:: Data for analysis ::

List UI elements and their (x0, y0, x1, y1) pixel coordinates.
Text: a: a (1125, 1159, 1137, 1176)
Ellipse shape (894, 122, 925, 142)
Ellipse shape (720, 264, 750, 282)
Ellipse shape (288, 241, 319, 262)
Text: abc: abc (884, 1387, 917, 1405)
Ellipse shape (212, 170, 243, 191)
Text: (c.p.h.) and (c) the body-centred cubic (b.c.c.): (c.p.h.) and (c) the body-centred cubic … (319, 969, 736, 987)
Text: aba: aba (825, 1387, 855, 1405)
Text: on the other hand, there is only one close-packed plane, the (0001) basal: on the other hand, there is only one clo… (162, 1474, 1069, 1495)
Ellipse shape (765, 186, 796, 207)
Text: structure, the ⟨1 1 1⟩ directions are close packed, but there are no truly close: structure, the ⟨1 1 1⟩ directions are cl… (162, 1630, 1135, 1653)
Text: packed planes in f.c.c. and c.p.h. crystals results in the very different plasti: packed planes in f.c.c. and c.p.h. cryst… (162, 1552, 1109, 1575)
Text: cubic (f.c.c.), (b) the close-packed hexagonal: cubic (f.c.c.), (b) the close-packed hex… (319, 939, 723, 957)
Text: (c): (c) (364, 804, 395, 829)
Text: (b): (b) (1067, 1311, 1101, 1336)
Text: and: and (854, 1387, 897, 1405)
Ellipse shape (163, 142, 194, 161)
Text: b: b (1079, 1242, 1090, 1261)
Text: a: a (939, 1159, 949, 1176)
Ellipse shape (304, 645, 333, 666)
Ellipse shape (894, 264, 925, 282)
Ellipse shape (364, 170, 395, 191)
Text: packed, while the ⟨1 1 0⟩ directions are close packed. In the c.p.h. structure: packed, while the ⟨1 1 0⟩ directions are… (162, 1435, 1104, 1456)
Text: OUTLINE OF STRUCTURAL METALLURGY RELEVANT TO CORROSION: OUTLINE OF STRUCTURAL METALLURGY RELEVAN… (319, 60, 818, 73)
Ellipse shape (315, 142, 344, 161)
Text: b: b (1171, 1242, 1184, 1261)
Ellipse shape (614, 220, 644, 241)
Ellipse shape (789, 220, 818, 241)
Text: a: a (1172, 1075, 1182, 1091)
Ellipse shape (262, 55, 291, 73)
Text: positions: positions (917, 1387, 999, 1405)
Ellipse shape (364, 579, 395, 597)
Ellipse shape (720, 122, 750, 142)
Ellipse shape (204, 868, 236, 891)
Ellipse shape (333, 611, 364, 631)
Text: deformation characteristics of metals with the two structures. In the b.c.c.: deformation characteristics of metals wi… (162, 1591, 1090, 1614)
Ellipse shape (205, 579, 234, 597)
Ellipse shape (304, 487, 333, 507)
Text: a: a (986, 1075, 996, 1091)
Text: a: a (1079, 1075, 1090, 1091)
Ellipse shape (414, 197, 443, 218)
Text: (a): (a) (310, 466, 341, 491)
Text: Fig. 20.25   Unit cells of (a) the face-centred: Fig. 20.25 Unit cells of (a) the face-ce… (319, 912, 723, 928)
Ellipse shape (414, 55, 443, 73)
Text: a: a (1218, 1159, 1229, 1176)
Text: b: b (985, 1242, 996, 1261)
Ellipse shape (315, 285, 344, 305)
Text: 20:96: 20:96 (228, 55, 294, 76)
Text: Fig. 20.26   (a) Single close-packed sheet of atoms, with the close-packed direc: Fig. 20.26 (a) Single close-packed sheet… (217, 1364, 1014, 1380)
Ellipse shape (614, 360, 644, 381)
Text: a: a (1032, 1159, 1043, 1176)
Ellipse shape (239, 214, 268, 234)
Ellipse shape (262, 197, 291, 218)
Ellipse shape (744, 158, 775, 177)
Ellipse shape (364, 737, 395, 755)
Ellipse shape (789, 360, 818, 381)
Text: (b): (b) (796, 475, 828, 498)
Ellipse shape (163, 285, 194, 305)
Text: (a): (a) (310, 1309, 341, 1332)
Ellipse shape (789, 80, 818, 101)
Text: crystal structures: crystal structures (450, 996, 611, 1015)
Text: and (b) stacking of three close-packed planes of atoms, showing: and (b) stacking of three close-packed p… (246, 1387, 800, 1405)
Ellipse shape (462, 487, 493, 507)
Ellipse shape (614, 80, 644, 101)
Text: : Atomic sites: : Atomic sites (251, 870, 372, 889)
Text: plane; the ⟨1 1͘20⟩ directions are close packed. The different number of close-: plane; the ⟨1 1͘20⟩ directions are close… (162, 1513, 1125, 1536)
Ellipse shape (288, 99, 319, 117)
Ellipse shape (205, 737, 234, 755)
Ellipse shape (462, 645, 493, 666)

:: Task description ::
Copy the data once more. Leave nothing out.

:: Solution to this task ::
List UI elements and their (x0, y0, x1, y1) pixel coordinates.
Text: a: a (1125, 1159, 1137, 1176)
Ellipse shape (894, 122, 925, 142)
Ellipse shape (720, 264, 750, 282)
Ellipse shape (288, 241, 319, 262)
Text: abc: abc (884, 1387, 917, 1405)
Ellipse shape (212, 170, 243, 191)
Text: (c.p.h.) and (c) the body-centred cubic (b.c.c.): (c.p.h.) and (c) the body-centred cubic … (319, 969, 736, 987)
Text: aba: aba (825, 1387, 855, 1405)
Text: on the other hand, there is only one close-packed plane, the (0001) basal: on the other hand, there is only one clo… (162, 1474, 1069, 1495)
Ellipse shape (765, 186, 796, 207)
Text: structure, the ⟨1 1 1⟩ directions are close packed, but there are no truly close: structure, the ⟨1 1 1⟩ directions are cl… (162, 1630, 1135, 1653)
Text: packed planes in f.c.c. and c.p.h. crystals results in the very different plasti: packed planes in f.c.c. and c.p.h. cryst… (162, 1552, 1109, 1575)
Text: cubic (f.c.c.), (b) the close-packed hexagonal: cubic (f.c.c.), (b) the close-packed hex… (319, 939, 723, 957)
Text: (c): (c) (364, 804, 395, 829)
Text: (b): (b) (1067, 1311, 1101, 1336)
Text: and: and (854, 1387, 897, 1405)
Ellipse shape (163, 142, 194, 161)
Text: b: b (1079, 1242, 1090, 1261)
Text: a: a (939, 1159, 949, 1176)
Ellipse shape (304, 645, 333, 666)
Ellipse shape (894, 264, 925, 282)
Ellipse shape (364, 170, 395, 191)
Text: packed, while the ⟨1 1 0⟩ directions are close packed. In the c.p.h. structure: packed, while the ⟨1 1 0⟩ directions are… (162, 1435, 1104, 1456)
Text: OUTLINE OF STRUCTURAL METALLURGY RELEVANT TO CORROSION: OUTLINE OF STRUCTURAL METALLURGY RELEVAN… (319, 60, 818, 73)
Ellipse shape (315, 142, 344, 161)
Text: b: b (1171, 1242, 1184, 1261)
Ellipse shape (614, 220, 644, 241)
Ellipse shape (789, 220, 818, 241)
Text: a: a (1172, 1075, 1182, 1091)
Ellipse shape (262, 55, 291, 73)
Text: positions: positions (917, 1387, 999, 1405)
Ellipse shape (364, 579, 395, 597)
Ellipse shape (720, 122, 750, 142)
Ellipse shape (204, 868, 236, 891)
Ellipse shape (333, 611, 364, 631)
Text: deformation characteristics of metals with the two structures. In the b.c.c.: deformation characteristics of metals wi… (162, 1591, 1090, 1614)
Ellipse shape (205, 579, 234, 597)
Ellipse shape (304, 487, 333, 507)
Text: a: a (986, 1075, 996, 1091)
Text: a: a (1079, 1075, 1090, 1091)
Ellipse shape (414, 197, 443, 218)
Text: (a): (a) (310, 466, 341, 491)
Text: Fig. 20.25   Unit cells of (a) the face-centred: Fig. 20.25 Unit cells of (a) the face-ce… (319, 912, 723, 928)
Ellipse shape (414, 55, 443, 73)
Text: a: a (1218, 1159, 1229, 1176)
Text: b: b (985, 1242, 996, 1261)
Ellipse shape (315, 285, 344, 305)
Text: 20:96: 20:96 (228, 55, 294, 76)
Text: Fig. 20.26   (a) Single close-packed sheet of atoms, with the close-packed direc: Fig. 20.26 (a) Single close-packed sheet… (217, 1364, 1014, 1380)
Ellipse shape (614, 360, 644, 381)
Text: a: a (1032, 1159, 1043, 1176)
Ellipse shape (239, 214, 268, 234)
Ellipse shape (262, 197, 291, 218)
Ellipse shape (744, 158, 775, 177)
Ellipse shape (364, 737, 395, 755)
Ellipse shape (789, 360, 818, 381)
Text: (b): (b) (796, 475, 828, 498)
Ellipse shape (163, 285, 194, 305)
Text: (a): (a) (310, 1309, 341, 1332)
Ellipse shape (789, 80, 818, 101)
Text: crystal structures: crystal structures (450, 996, 611, 1015)
Text: and (b) stacking of three close-packed planes of atoms, showing: and (b) stacking of three close-packed p… (246, 1387, 800, 1405)
Ellipse shape (462, 487, 493, 507)
Ellipse shape (614, 80, 644, 101)
Text: : Atomic sites: : Atomic sites (251, 870, 372, 889)
Text: plane; the ⟨1 1͘20⟩ directions are close packed. The different number of close-: plane; the ⟨1 1͘20⟩ directions are close… (162, 1513, 1125, 1536)
Ellipse shape (288, 99, 319, 117)
Ellipse shape (205, 737, 234, 755)
Ellipse shape (462, 645, 493, 666)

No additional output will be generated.